## START Given data

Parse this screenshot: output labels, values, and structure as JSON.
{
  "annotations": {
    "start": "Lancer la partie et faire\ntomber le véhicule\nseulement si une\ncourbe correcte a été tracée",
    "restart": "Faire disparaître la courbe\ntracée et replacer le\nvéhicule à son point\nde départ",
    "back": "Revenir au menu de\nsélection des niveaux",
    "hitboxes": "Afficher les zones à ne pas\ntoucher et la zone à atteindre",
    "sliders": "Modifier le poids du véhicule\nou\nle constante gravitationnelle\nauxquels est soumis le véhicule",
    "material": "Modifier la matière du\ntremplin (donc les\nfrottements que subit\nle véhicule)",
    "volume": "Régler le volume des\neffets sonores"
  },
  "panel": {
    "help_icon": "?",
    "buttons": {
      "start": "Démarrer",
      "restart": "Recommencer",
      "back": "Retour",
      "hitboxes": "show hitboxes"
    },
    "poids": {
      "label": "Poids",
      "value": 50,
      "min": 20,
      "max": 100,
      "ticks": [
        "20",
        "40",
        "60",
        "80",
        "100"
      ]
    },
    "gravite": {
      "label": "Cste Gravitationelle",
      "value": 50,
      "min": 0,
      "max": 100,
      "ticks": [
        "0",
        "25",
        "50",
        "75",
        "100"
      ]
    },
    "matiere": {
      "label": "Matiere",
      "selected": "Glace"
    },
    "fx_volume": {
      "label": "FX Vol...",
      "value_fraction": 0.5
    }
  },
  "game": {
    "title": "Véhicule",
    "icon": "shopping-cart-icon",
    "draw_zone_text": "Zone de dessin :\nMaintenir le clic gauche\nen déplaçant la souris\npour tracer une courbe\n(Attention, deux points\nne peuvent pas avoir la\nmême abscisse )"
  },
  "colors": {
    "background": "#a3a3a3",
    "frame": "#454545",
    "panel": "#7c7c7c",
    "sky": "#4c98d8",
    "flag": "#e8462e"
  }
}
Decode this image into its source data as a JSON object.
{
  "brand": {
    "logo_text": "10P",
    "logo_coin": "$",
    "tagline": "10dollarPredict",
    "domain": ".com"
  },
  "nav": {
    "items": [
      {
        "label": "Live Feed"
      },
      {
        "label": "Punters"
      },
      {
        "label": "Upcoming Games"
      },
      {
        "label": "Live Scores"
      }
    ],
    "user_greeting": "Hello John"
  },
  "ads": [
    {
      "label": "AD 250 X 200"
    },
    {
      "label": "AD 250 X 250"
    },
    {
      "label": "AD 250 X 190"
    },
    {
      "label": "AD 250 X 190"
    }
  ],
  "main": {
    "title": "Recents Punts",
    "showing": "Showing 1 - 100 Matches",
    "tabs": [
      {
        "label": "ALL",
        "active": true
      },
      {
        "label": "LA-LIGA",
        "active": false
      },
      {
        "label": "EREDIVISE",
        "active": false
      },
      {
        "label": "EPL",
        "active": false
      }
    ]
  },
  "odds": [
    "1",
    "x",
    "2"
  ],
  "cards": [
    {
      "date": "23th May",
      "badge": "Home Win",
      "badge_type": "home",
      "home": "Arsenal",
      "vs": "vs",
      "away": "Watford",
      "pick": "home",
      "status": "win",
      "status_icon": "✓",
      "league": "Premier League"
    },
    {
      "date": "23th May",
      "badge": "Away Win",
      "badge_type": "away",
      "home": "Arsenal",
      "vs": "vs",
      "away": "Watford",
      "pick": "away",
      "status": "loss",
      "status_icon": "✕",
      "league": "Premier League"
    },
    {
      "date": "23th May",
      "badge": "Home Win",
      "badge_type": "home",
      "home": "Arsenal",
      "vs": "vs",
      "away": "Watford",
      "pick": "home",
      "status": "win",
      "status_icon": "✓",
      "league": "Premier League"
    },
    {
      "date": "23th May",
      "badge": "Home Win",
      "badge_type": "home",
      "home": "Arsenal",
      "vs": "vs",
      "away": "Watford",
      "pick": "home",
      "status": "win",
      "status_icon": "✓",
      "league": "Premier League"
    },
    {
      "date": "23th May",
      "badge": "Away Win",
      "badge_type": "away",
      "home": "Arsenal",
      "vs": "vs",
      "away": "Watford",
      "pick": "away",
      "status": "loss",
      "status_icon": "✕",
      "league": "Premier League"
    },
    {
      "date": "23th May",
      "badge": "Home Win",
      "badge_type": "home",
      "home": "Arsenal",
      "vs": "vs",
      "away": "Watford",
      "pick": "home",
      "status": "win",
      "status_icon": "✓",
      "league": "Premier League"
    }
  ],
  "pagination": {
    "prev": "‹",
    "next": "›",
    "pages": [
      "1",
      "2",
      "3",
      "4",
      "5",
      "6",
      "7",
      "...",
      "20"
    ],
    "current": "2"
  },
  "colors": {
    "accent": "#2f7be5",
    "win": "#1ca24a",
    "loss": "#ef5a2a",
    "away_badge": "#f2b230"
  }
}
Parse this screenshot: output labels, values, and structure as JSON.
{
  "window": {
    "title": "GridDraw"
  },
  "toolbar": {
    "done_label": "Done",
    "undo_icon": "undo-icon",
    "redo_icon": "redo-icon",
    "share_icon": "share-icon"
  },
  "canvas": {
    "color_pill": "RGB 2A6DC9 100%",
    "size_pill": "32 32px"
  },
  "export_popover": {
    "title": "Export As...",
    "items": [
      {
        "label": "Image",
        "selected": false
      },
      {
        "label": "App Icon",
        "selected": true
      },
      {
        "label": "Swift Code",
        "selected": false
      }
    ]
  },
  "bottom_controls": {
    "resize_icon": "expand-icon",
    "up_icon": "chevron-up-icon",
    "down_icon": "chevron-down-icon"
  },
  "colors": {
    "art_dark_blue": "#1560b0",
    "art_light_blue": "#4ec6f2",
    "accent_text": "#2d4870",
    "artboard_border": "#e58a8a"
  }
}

## END Given data

# Stated task:
Please repeat the material above, word for word and in full.

# Task response:
Parse this screenshot: output labels, values, and structure as JSON.
{
  "annotations": {
    "start": "Lancer la partie et faire\ntomber le véhicule\nseulement si une\ncourbe correcte a été tracée",
    "restart": "Faire disparaître la courbe\ntracée et replacer le\nvéhicule à son point\nde départ",
    "back": "Revenir au menu de\nsélection des niveaux",
    "hitboxes": "Afficher les zones à ne pas\ntoucher et la zone à atteindre",
    "sliders": "Modifier le poids du véhicule\nou\nle constante gravitationnelle\nauxquels est soumis le véhicule",
    "material": "Modifier la matière du\ntremplin (donc les\nfrottements que subit\nle véhicule)",
    "volume": "Régler le volume des\neffets sonores"
  },
  "panel": {
    "help_icon": "?",
    "buttons": {
      "start": "Démarrer",
      "restart": "Recommencer",
      "back": "Retour",
      "hitboxes": "show hitboxes"
    },
    "poids": {
      "label": "Poids",
      "value": 50,
      "min": 20,
      "max": 100,
      "ticks": [
        "20",
        "40",
        "60",
        "80",
        "100"
      ]
    },
    "gravite": {
      "label": "Cste Gravitationelle",
      "value": 50,
      "min": 0,
      "max": 100,
      "ticks": [
        "0",
        "25",
        "50",
        "75",
        "100"
      ]
    },
    "matiere": {
      "label": "Matiere",
      "selected": "Glace"
    },
    "fx_volume": {
      "label": "FX Vol...",
      "value_fraction": 0.5
    }
  },
  "game": {
    "title": "Véhicule",
    "icon": "shopping-cart-icon",
    "draw_zone_text": "Zone de dessin :\nMaintenir le clic gauche\nen déplaçant la souris\npour tracer une courbe\n(Attention, deux points\nne peuvent pas avoir la\nmême abscisse )"
  },
  "colors": {
    "background": "#a3a3a3",
    "frame": "#454545",
    "panel": "#7c7c7c",
    "sky": "#4c98d8",
    "flag": "#e8462e"
  }
}
Decode this image into its source data as a JSON object.
{
  "brand": {
    "logo_text": "10P",
    "logo_coin": "$",
    "tagline": "10dollarPredict",
    "domain": ".com"
  },
  "nav": {
    "items": [
      {
        "label": "Live Feed"
      },
      {
        "label": "Punters"
      },
      {
        "label": "Upcoming Games"
      },
      {
        "label": "Live Scores"
      }
    ],
    "user_greeting": "Hello John"
  },
  "ads": [
    {
      "label": "AD 250 X 200"
    },
    {
      "label": "AD 250 X 250"
    },
    {
      "label": "AD 250 X 190"
    },
    {
      "label": "AD 250 X 190"
    }
  ],
  "main": {
    "title": "Recents Punts",
    "showing": "Showing 1 - 100 Matches",
    "tabs": [
      {
        "label": "ALL",
        "active": true
      },
      {
        "label": "LA-LIGA",
        "active": false
      },
      {
        "label": "EREDIVISE",
        "active": false
      },
      {
        "label": "EPL",
        "active": false
      }
    ]
  },
  "odds": [
    "1",
    "x",
    "2"
  ],
  "cards": [
    {
      "date": "23th May",
      "badge": "Home Win",
      "badge_type": "home",
      "home": "Arsenal",
      "vs": "vs",
      "away": "Watford",
      "pick": "home",
      "status": "win",
      "status_icon": "✓",
      "league": "Premier League"
    },
    {
      "date": "23th May",
      "badge": "Away Win",
      "badge_type": "away",
      "home": "Arsenal",
      "vs": "vs",
      "away": "Watford",
      "pick": "away",
      "status": "loss",
      "status_icon": "✕",
      "league": "Premier League"
    },
    {
      "date": "23th May",
      "badge": "Home Win",
      "badge_type": "home",
      "home": "Arsenal",
      "vs": "vs",
      "away": "Watford",
      "pick": "home",
      "status": "win",
      "status_icon": "✓",
      "league": "Premier League"
    },
    {
      "date": "23th May",
      "badge": "Home Win",
      "badge_type": "home",
      "home": "Arsenal",
      "vs": "vs",
      "away": "Watford",
      "pick": "home",
      "status": "win",
      "status_icon": "✓",
      "league": "Premier League"
    },
    {
      "date": "23th May",
      "badge": "Away Win",
      "badge_type": "away",
      "home": "Arsenal",
      "vs": "vs",
      "away": "Watford",
      "pick": "away",
      "status": "loss",
      "status_icon": "✕",
      "league": "Premier League"
    },
    {
      "date": "23th May",
      "badge": "Home Win",
      "badge_type": "home",
      "home": "Arsenal",
      "vs": "vs",
      "away": "Watford",
      "pick": "home",
      "status": "win",
      "status_icon": "✓",
      "league": "Premier League"
    }
  ],
  "pagination": {
    "prev": "‹",
    "next": "›",
    "pages": [
      "1",
      "2",
      "3",
      "4",
      "5",
      "6",
      "7",
      "...",
      "20"
    ],
    "current": "2"
  },
  "colors": {
    "accent": "#2f7be5",
    "win": "#1ca24a",
    "loss": "#ef5a2a",
    "away_badge": "#f2b230"
  }
}
Parse this screenshot: output labels, values, and structure as JSON.
{
  "window": {
    "title": "GridDraw"
  },
  "toolbar": {
    "done_label": "Done",
    "undo_icon": "undo-icon",
    "redo_icon": "redo-icon",
    "share_icon": "share-icon"
  },
  "canvas": {
    "color_pill": "RGB 2A6DC9 100%",
    "size_pill": "32 32px"
  },
  "export_popover": {
    "title": "Export As...",
    "items": [
      {
        "label": "Image",
        "selected": false
      },
      {
        "label": "App Icon",
        "selected": true
      },
      {
        "label": "Swift Code",
        "selected": false
      }
    ]
  },
  "bottom_controls": {
    "resize_icon": "expand-icon",
    "up_icon": "chevron-up-icon",
    "down_icon": "chevron-down-icon"
  },
  "colors": {
    "art_dark_blue": "#1560b0",
    "art_light_blue": "#4ec6f2",
    "accent_text": "#2d4870",
    "artboard_border": "#e58a8a"
  }
}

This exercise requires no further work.